▸ **SUPPLIED DATA**
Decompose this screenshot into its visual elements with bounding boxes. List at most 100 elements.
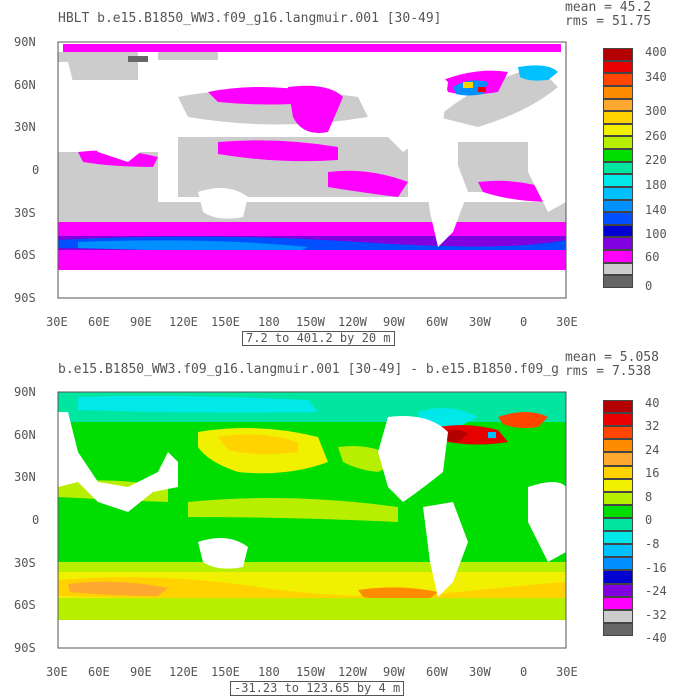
panel-1-colorbar-label: 260 (645, 129, 667, 143)
panel-2-colorbar-label: -8 (645, 537, 660, 551)
panel-2-lon-label: 150W (296, 665, 325, 679)
colorbar-swatch (603, 544, 633, 558)
panel-2-colorbar-label: -16 (645, 561, 667, 575)
panel-2-colorbar-label: 8 (645, 490, 653, 504)
colorbar-swatch (603, 478, 633, 492)
colorbar-swatch (603, 73, 633, 86)
colorbar-swatch (603, 186, 633, 200)
panel-2-colorbar-label: 40 (645, 396, 660, 410)
colorbar-swatch (603, 275, 633, 288)
panel-1-rms: rms = 51.75 (565, 14, 652, 29)
colorbar-swatch (603, 557, 633, 571)
panel-2-lon-label: 180 (258, 665, 280, 679)
panel-1-colorbar-label: 180 (645, 178, 667, 192)
colorbar-swatch (603, 531, 633, 545)
colorbar-swatch (603, 48, 633, 61)
panel-1-lat-label: 90N (14, 35, 36, 49)
colorbar-swatch (603, 85, 633, 99)
panel-1-lon-label: 90E (130, 315, 152, 329)
colorbar-swatch (603, 212, 633, 225)
panel-2-lat-label: 60S (14, 598, 36, 612)
colorbar-swatch (603, 237, 633, 251)
panel-2-lat-label: 30S (14, 556, 36, 570)
panel-1-lon-label: 120E (169, 315, 198, 329)
colorbar-swatch (603, 199, 633, 213)
colorbar-swatch (603, 98, 633, 112)
panel-1-title: HBLT b.e15.B1850_WW3.f09_g16.langmuir.00… (58, 11, 442, 26)
panel-2-lon-label: 150E (211, 665, 240, 679)
panel-2-rms: rms = 7.538 (565, 364, 652, 379)
colorbar-swatch (603, 504, 633, 518)
panel-1-colorbar-label: 0 (645, 279, 653, 293)
panel-2-lon-label: 60W (426, 665, 448, 679)
panel-1-colorbar-label: 300 (645, 104, 667, 118)
colorbar-swatch (603, 518, 633, 532)
panel-2-colorbar-label: -32 (645, 608, 667, 622)
panel-2-lat-label: 0 (32, 513, 40, 527)
panel-1-lon-label: 180 (258, 315, 280, 329)
colorbar-swatch (603, 596, 633, 610)
colorbar-swatch (603, 491, 633, 505)
colorbar-swatch (603, 262, 633, 276)
panel-2-colorbar-label: 16 (645, 466, 660, 480)
panel-2-lat-label: 30N (14, 470, 36, 484)
panel-2-lat-label: 90S (14, 641, 36, 655)
panel-2-lon-label: 90E (130, 665, 152, 679)
colorbar-swatch (603, 250, 633, 263)
panel-2-range: -31.23 to 123.65 by 4 m (230, 681, 405, 696)
panel-2-lon-label: 30E (46, 665, 68, 679)
panel-2-colorbar (603, 400, 633, 636)
panel-2-mean: mean = 5.058 (565, 350, 659, 365)
panel-2-colorbar-label: 24 (645, 443, 660, 457)
panel-1-lon-label: 0 (520, 315, 528, 329)
panel-2-colorbar-label: 0 (645, 513, 653, 527)
panel-1-mean: mean = 45.2 (565, 0, 652, 15)
panel-1-colorbar-label: 400 (645, 45, 667, 59)
panel-1-lat-label: 30S (14, 206, 36, 220)
panel-1-lon-label: 30E (46, 315, 68, 329)
panel-1-colorbar-label: 60 (645, 250, 660, 264)
panel-1-lon-label: 30E (556, 315, 578, 329)
panel-1-range: 7.2 to 401.2 by 20 m (242, 331, 395, 346)
colorbar-swatch (603, 149, 633, 162)
panel-2-title: b.e15.B1850_WW3.f09_g16.langmuir.001 [30… (58, 363, 558, 377)
panel-1-lat-label: 60N (14, 78, 36, 92)
panel-2-lon-label: 120E (169, 665, 198, 679)
colorbar-swatch (603, 413, 633, 427)
colorbar-swatch (603, 174, 633, 187)
panel-1-lat-label: 60S (14, 248, 36, 262)
colorbar-swatch (603, 609, 633, 623)
colorbar-swatch (603, 111, 633, 124)
panel-1-colorbar-label: 100 (645, 227, 667, 241)
colorbar-swatch (603, 224, 633, 238)
colorbar-swatch (603, 583, 633, 597)
panel-2-lat-label: 60N (14, 428, 36, 442)
colorbar-swatch (603, 465, 633, 479)
panel-1-lon-label: 150W (296, 315, 325, 329)
colorbar-swatch (603, 60, 633, 74)
panel-1-lon-label: 90W (383, 315, 405, 329)
panel-1-lon-label: 150E (211, 315, 240, 329)
panel-1-lat-label: 90S (14, 291, 36, 305)
panel-1-colorbar (603, 48, 633, 288)
colorbar-swatch (603, 161, 633, 175)
colorbar-swatch (603, 439, 633, 453)
panel-2-lon-label: 60E (88, 665, 110, 679)
colorbar-swatch (603, 452, 633, 466)
colorbar-swatch (603, 400, 633, 414)
colorbar-swatch (603, 570, 633, 584)
panel-1-lon-label: 60W (426, 315, 448, 329)
panel-2-lon-label: 30E (556, 665, 578, 679)
colorbar-swatch (603, 622, 633, 636)
panel-1-colorbar-label: 340 (645, 70, 667, 84)
panel-1-lon-label: 30W (469, 315, 491, 329)
colorbar-swatch (603, 136, 633, 150)
panel-1-lon-label: 60E (88, 315, 110, 329)
panel-2-lon-label: 0 (520, 665, 528, 679)
panel-2-map (57, 391, 567, 649)
panel-1-lat-label: 0 (32, 163, 40, 177)
colorbar-swatch (603, 426, 633, 440)
panel-2-colorbar-label: -24 (645, 584, 667, 598)
panel-1-map (57, 41, 567, 299)
panel-1-lon-label: 120W (338, 315, 367, 329)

▸ **WRITTEN PROBLEM**
Return the lines above exactly as they stand, leaving out the pictures.

▸ **WORKED SOLUTION**
Decompose this screenshot into its visual elements with bounding boxes. List at most 100 elements.
panel-1-colorbar-label: 260 (645, 129, 667, 143)
panel-2-colorbar-label: -8 (645, 537, 660, 551)
panel-2-lon-label: 150W (296, 665, 325, 679)
colorbar-swatch (603, 544, 633, 558)
panel-2-colorbar-label: -16 (645, 561, 667, 575)
panel-2-colorbar-label: 8 (645, 490, 653, 504)
colorbar-swatch (603, 478, 633, 492)
colorbar-swatch (603, 73, 633, 86)
colorbar-swatch (603, 186, 633, 200)
panel-2-colorbar-label: 40 (645, 396, 660, 410)
colorbar-swatch (603, 275, 633, 288)
panel-1-rms: rms = 51.75 (565, 14, 652, 29)
colorbar-swatch (603, 557, 633, 571)
panel-2-lon-label: 180 (258, 665, 280, 679)
panel-1-colorbar-label: 180 (645, 178, 667, 192)
colorbar-swatch (603, 531, 633, 545)
colorbar-swatch (603, 48, 633, 61)
panel-1-lat-label: 90N (14, 35, 36, 49)
colorbar-swatch (603, 85, 633, 99)
panel-1-lon-label: 90E (130, 315, 152, 329)
colorbar-swatch (603, 212, 633, 225)
panel-2-lat-label: 60S (14, 598, 36, 612)
colorbar-swatch (603, 237, 633, 251)
panel-2-lat-label: 30S (14, 556, 36, 570)
panel-1-lon-label: 120E (169, 315, 198, 329)
colorbar-swatch (603, 199, 633, 213)
colorbar-swatch (603, 98, 633, 112)
panel-1-title: HBLT b.e15.B1850_WW3.f09_g16.langmuir.00… (58, 11, 442, 26)
panel-2-lon-label: 150E (211, 665, 240, 679)
panel-2-rms: rms = 7.538 (565, 364, 652, 379)
colorbar-swatch (603, 504, 633, 518)
panel-1-colorbar-label: 0 (645, 279, 653, 293)
panel-2-lon-label: 60W (426, 665, 448, 679)
panel-1-colorbar-label: 300 (645, 104, 667, 118)
colorbar-swatch (603, 518, 633, 532)
panel-2-colorbar-label: -32 (645, 608, 667, 622)
panel-2-lat-label: 0 (32, 513, 40, 527)
panel-1-lon-label: 180 (258, 315, 280, 329)
colorbar-swatch (603, 596, 633, 610)
colorbar-swatch (603, 491, 633, 505)
colorbar-swatch (603, 262, 633, 276)
panel-2-colorbar-label: 16 (645, 466, 660, 480)
panel-2-lat-label: 30N (14, 470, 36, 484)
panel-2-lat-label: 90S (14, 641, 36, 655)
panel-2-lon-label: 90E (130, 665, 152, 679)
colorbar-swatch (603, 250, 633, 263)
panel-2-range: -31.23 to 123.65 by 4 m (230, 681, 405, 696)
panel-2-lon-label: 30E (46, 665, 68, 679)
panel-2-colorbar (603, 400, 633, 636)
panel-2-mean: mean = 5.058 (565, 350, 659, 365)
panel-2-colorbar-label: 24 (645, 443, 660, 457)
panel-1-lon-label: 0 (520, 315, 528, 329)
panel-2-colorbar-label: 0 (645, 513, 653, 527)
panel-1-mean: mean = 45.2 (565, 0, 652, 15)
panel-1-colorbar-label: 400 (645, 45, 667, 59)
panel-1-lat-label: 30S (14, 206, 36, 220)
panel-1-lon-label: 30E (46, 315, 68, 329)
panel-1-colorbar-label: 60 (645, 250, 660, 264)
panel-1-lon-label: 30E (556, 315, 578, 329)
panel-1-range: 7.2 to 401.2 by 20 m (242, 331, 395, 346)
colorbar-swatch (603, 149, 633, 162)
panel-2-title: b.e15.B1850_WW3.f09_g16.langmuir.001 [30… (58, 363, 558, 377)
panel-1-lat-label: 60N (14, 78, 36, 92)
panel-2-lon-label: 120E (169, 665, 198, 679)
colorbar-swatch (603, 413, 633, 427)
colorbar-swatch (603, 174, 633, 187)
panel-1-lat-label: 60S (14, 248, 36, 262)
colorbar-swatch (603, 609, 633, 623)
colorbar-swatch (603, 111, 633, 124)
panel-1-colorbar-label: 100 (645, 227, 667, 241)
colorbar-swatch (603, 224, 633, 238)
colorbar-swatch (603, 583, 633, 597)
panel-2-lat-label: 60N (14, 428, 36, 442)
colorbar-swatch (603, 465, 633, 479)
panel-1-lon-label: 150W (296, 315, 325, 329)
colorbar-swatch (603, 60, 633, 74)
panel-1-lon-label: 90W (383, 315, 405, 329)
panel-1-lon-label: 150E (211, 315, 240, 329)
panel-1-lat-label: 90S (14, 291, 36, 305)
panel-1-colorbar (603, 48, 633, 288)
colorbar-swatch (603, 161, 633, 175)
colorbar-swatch (603, 439, 633, 453)
panel-2-lon-label: 60E (88, 665, 110, 679)
colorbar-swatch (603, 452, 633, 466)
colorbar-swatch (603, 400, 633, 414)
colorbar-swatch (603, 570, 633, 584)
panel-1-lon-label: 60W (426, 315, 448, 329)
panel-2-lon-label: 30E (556, 665, 578, 679)
colorbar-swatch (603, 622, 633, 636)
panel-1-colorbar-label: 340 (645, 70, 667, 84)
panel-1-lon-label: 30W (469, 315, 491, 329)
colorbar-swatch (603, 136, 633, 150)
panel-1-lon-label: 60E (88, 315, 110, 329)
panel-2-lon-label: 0 (520, 665, 528, 679)
panel-2-map (57, 391, 567, 649)
panel-1-lat-label: 0 (32, 163, 40, 177)
colorbar-swatch (603, 426, 633, 440)
panel-2-colorbar-label: -24 (645, 584, 667, 598)
panel-1-map (57, 41, 567, 299)
panel-1-lon-label: 120W (338, 315, 367, 329)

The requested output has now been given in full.